# Items
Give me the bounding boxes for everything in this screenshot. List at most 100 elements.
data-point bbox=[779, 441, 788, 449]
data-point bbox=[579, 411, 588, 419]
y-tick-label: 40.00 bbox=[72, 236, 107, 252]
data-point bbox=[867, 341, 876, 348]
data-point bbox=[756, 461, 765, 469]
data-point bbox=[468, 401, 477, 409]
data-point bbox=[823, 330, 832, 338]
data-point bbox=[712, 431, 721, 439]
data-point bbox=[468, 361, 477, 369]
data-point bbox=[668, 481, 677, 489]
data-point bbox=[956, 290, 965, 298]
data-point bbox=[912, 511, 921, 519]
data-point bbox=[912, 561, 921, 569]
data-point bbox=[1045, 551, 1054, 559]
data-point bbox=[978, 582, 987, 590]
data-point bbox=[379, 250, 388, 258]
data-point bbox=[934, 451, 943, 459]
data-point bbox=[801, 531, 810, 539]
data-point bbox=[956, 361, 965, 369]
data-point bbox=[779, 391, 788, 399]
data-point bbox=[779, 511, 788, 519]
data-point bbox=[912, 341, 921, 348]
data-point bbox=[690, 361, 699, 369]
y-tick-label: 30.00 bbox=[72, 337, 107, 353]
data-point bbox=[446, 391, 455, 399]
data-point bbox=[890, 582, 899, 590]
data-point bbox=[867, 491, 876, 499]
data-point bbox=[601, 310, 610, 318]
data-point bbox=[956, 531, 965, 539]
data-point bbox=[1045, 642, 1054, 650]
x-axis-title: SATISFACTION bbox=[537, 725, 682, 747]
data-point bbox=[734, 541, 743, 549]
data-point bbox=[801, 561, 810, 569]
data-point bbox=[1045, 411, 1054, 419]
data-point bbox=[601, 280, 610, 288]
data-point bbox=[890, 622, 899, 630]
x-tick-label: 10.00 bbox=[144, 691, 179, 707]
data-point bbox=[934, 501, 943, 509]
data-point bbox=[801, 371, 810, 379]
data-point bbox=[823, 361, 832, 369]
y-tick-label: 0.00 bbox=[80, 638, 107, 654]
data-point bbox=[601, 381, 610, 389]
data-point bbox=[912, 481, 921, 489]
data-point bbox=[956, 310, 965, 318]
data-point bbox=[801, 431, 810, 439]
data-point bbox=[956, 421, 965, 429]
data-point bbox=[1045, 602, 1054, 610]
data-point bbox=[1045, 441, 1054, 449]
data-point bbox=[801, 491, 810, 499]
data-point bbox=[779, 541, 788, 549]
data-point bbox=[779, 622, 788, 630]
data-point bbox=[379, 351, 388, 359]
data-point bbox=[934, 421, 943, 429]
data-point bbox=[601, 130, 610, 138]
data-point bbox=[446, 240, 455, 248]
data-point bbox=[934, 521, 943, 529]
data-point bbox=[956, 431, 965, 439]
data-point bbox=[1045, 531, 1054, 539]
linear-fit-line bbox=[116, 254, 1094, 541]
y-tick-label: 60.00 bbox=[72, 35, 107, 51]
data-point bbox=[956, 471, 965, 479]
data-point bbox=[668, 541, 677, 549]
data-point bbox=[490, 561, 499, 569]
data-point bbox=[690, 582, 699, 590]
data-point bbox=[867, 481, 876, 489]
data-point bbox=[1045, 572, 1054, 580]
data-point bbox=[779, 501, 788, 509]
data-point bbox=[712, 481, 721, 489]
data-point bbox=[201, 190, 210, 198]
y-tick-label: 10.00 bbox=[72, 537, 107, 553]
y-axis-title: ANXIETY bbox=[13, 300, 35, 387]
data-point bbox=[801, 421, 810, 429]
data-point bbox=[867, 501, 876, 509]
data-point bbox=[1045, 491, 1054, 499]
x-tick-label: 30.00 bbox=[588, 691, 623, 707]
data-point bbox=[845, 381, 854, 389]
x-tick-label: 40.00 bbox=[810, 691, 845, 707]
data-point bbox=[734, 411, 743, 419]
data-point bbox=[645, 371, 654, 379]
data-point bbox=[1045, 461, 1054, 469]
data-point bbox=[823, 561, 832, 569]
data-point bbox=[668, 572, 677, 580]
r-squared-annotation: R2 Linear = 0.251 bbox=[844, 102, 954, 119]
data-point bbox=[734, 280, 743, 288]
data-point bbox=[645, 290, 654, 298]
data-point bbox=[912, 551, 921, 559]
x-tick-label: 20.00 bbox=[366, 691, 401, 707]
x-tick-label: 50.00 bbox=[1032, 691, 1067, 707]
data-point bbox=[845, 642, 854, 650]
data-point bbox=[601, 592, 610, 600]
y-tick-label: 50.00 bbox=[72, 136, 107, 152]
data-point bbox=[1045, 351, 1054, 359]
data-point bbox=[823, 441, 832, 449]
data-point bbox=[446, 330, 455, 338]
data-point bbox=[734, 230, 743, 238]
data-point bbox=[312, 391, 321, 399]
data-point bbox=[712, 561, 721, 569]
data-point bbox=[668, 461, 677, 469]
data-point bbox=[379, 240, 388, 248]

# Aim
Reproduce the material above word for word, beginning at its first line and stopping after the line that contains "data-point bbox=[956, 290, 965, 298]".

# Task solution
Give me the bounding boxes for everything in this screenshot. List at most 100 elements.
data-point bbox=[779, 441, 788, 449]
data-point bbox=[579, 411, 588, 419]
y-tick-label: 40.00 bbox=[72, 236, 107, 252]
data-point bbox=[867, 341, 876, 348]
data-point bbox=[756, 461, 765, 469]
data-point bbox=[468, 401, 477, 409]
data-point bbox=[823, 330, 832, 338]
data-point bbox=[712, 431, 721, 439]
data-point bbox=[468, 361, 477, 369]
data-point bbox=[668, 481, 677, 489]
data-point bbox=[956, 290, 965, 298]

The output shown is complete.